-- BEGIN EXCERPTED DATA --

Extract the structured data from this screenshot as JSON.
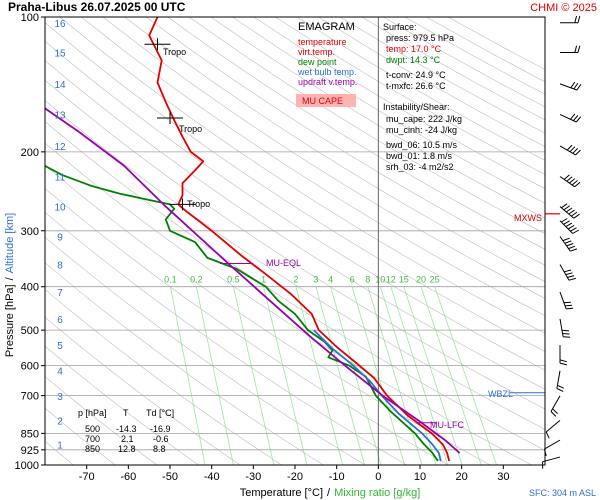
{
  "header": {
    "title": "Praha-Libus    26.07.2025 00 UTC",
    "copyright": "CHMI © 2025"
  },
  "legend": {
    "title": "EMAGRAM",
    "items": [
      {
        "label": "temperature",
        "color": "#e00000"
      },
      {
        "label": "virt.temp.",
        "color": "#e00000"
      },
      {
        "label": "dew point",
        "color": "#008000"
      },
      {
        "label": "wet bulb temp.",
        "color": "#2b6fd6"
      },
      {
        "label": "updraft v.temp.",
        "color": "#9900aa"
      }
    ],
    "highlight": "MU CAPE",
    "highlight_color": "#ffb3b3"
  },
  "info": {
    "surface_title": "Surface:",
    "press": "press: 979.5 hPa",
    "temp": "temp: 17.0 °C",
    "dwpt": "dwpt: 14.3 °C",
    "tconv": "t-conv: 24.9 °C",
    "tmxfc": "t-mxfc: 26.6 °C",
    "instab_title": "Instability/Shear:",
    "mu_cape": "mu_cape: 222 J/kg",
    "mu_cinh": "mu_cinh: -24 J/kg",
    "bwd06": "bwd_06: 10.5 m/s",
    "bwd01": "bwd_01: 1.8 m/s",
    "srh03": "srh_03: -4 m2/s2"
  },
  "table": {
    "headers": [
      "p [hPa]",
      "T",
      "Td [°C]"
    ],
    "rows": [
      [
        "500",
        "-14.3",
        "-16.9"
      ],
      [
        "700",
        "2.1",
        "-0.6"
      ],
      [
        "850",
        "12.8",
        "8.8"
      ]
    ]
  },
  "axes": {
    "ylabel_pressure": "Pressure [hPa]",
    "ylabel_sep": "/",
    "ylabel_altitude": "Altitude [km]",
    "xlabel_temp": "Temperature [°C]",
    "xlabel_sep": "/",
    "xlabel_mix": "Mixing ratio [g/kg]",
    "sfc": "SFC: 304 m ASL"
  },
  "annotations": {
    "tropo": "Tropo",
    "mu_eql": "MU-EQL",
    "mu_lfc": "MU-LFC",
    "mxws": "MXWS",
    "wbzl": "WBZL"
  },
  "chart_data": {
    "type": "line",
    "title": "Praha-Libus    26.07.2025 00 UTC",
    "xlabel": "Temperature [°C] / Mixing ratio [g/kg]",
    "ylabel": "Pressure [hPa] / Altitude [km]",
    "xlim": [
      -80,
      40
    ],
    "ylim": [
      1000,
      100
    ],
    "y_scale": "log",
    "grid": true,
    "x_ticks": [
      -70,
      -60,
      -50,
      -40,
      -30,
      -20,
      -10,
      0,
      10,
      20,
      30
    ],
    "pressure_ticks": [
      100,
      200,
      300,
      400,
      500,
      600,
      700,
      850,
      925,
      1000
    ],
    "altitude_ticks_km": [
      {
        "label": "16",
        "p": 103
      },
      {
        "label": "15",
        "p": 120
      },
      {
        "label": "14",
        "p": 141
      },
      {
        "label": "13",
        "p": 165
      },
      {
        "label": "12",
        "p": 194
      },
      {
        "label": "11",
        "p": 227
      },
      {
        "label": "10",
        "p": 265
      },
      {
        "label": "9",
        "p": 309
      },
      {
        "label": "8",
        "p": 357
      },
      {
        "label": "7",
        "p": 411
      },
      {
        "label": "6",
        "p": 472
      },
      {
        "label": "5",
        "p": 540
      },
      {
        "label": "4",
        "p": 616
      },
      {
        "label": "3",
        "p": 701
      },
      {
        "label": "2",
        "p": 795
      },
      {
        "label": "1",
        "p": 899
      }
    ],
    "mixing_ratio_labels": [
      "0.1",
      "0.2",
      "0.5",
      "1",
      "2",
      "3",
      "4",
      "6",
      "8",
      "10",
      "12",
      "15",
      "20",
      "25"
    ],
    "series": [
      {
        "name": "temperature",
        "color": "#e00000",
        "points": [
          [
            -53,
            100
          ],
          [
            -55,
            110
          ],
          [
            -52,
            125
          ],
          [
            -53,
            140
          ],
          [
            -51,
            155
          ],
          [
            -49,
            170
          ],
          [
            -47,
            185
          ],
          [
            -45,
            200
          ],
          [
            -42,
            210
          ],
          [
            -44,
            220
          ],
          [
            -47,
            235
          ],
          [
            -47,
            250
          ],
          [
            -48,
            262
          ],
          [
            -46,
            272
          ],
          [
            -40,
            300
          ],
          [
            -33,
            340
          ],
          [
            -27,
            375
          ],
          [
            -21,
            415
          ],
          [
            -16,
            460
          ],
          [
            -14.3,
            500
          ],
          [
            -10,
            545
          ],
          [
            -5,
            595
          ],
          [
            -1,
            640
          ],
          [
            2.1,
            700
          ],
          [
            7,
            775
          ],
          [
            12.8,
            850
          ],
          [
            15.5,
            900
          ],
          [
            16.5,
            940
          ],
          [
            17,
            979.5
          ]
        ]
      },
      {
        "name": "dew point",
        "color": "#008000",
        "points": [
          [
            -85,
            185
          ],
          [
            -82,
            210
          ],
          [
            -76,
            225
          ],
          [
            -69,
            238
          ],
          [
            -62,
            248
          ],
          [
            -56,
            255
          ],
          [
            -50,
            262
          ],
          [
            -49,
            268
          ],
          [
            -51,
            283
          ],
          [
            -50,
            300
          ],
          [
            -44,
            318
          ],
          [
            -41,
            345
          ],
          [
            -34,
            365
          ],
          [
            -31,
            380
          ],
          [
            -27,
            400
          ],
          [
            -24,
            430
          ],
          [
            -20,
            460
          ],
          [
            -16.9,
            500
          ],
          [
            -13,
            530
          ],
          [
            -11,
            555
          ],
          [
            -12,
            575
          ],
          [
            -7,
            600
          ],
          [
            -3,
            635
          ],
          [
            -0.6,
            700
          ],
          [
            3,
            760
          ],
          [
            8.8,
            850
          ],
          [
            11,
            900
          ],
          [
            13,
            940
          ],
          [
            14.3,
            979.5
          ]
        ]
      },
      {
        "name": "wet bulb temp.",
        "color": "#2b6fd6",
        "points": [
          [
            -15.5,
            500
          ],
          [
            -11,
            550
          ],
          [
            -6,
            600
          ],
          [
            -2,
            650
          ],
          [
            0.8,
            700
          ],
          [
            5,
            770
          ],
          [
            10.5,
            850
          ],
          [
            13,
            900
          ],
          [
            14.5,
            940
          ],
          [
            15,
            979.5
          ]
        ]
      },
      {
        "name": "updraft v.temp.",
        "color": "#9900aa",
        "points": [
          [
            -89,
            140
          ],
          [
            -72,
            180
          ],
          [
            -61,
            215
          ],
          [
            -51,
            265
          ],
          [
            -36,
            355
          ],
          [
            -26,
            430
          ],
          [
            -16,
            520
          ],
          [
            -8,
            600
          ],
          [
            1,
            700
          ],
          [
            10,
            800
          ],
          [
            16,
            880
          ],
          [
            19.5,
            940
          ]
        ]
      }
    ],
    "levels": [
      {
        "label": "Tropo",
        "p": 115
      },
      {
        "label": "Tropo",
        "p": 168
      },
      {
        "label": "Tropo",
        "p": 262
      },
      {
        "label": "MU-EQL",
        "p": 355
      },
      {
        "label": "MU-LFC",
        "p": 805
      },
      {
        "label": "MXWS",
        "p": 275
      },
      {
        "label": "WBZL",
        "p": 690
      }
    ]
  }
}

-- END EXCERPTED DATA --

- _EXERCISE_
Return each line where "bulb" shows up.

- _SOLUTION_
        "label": "wet bulb temp.",
        "name": "wet bulb temp.",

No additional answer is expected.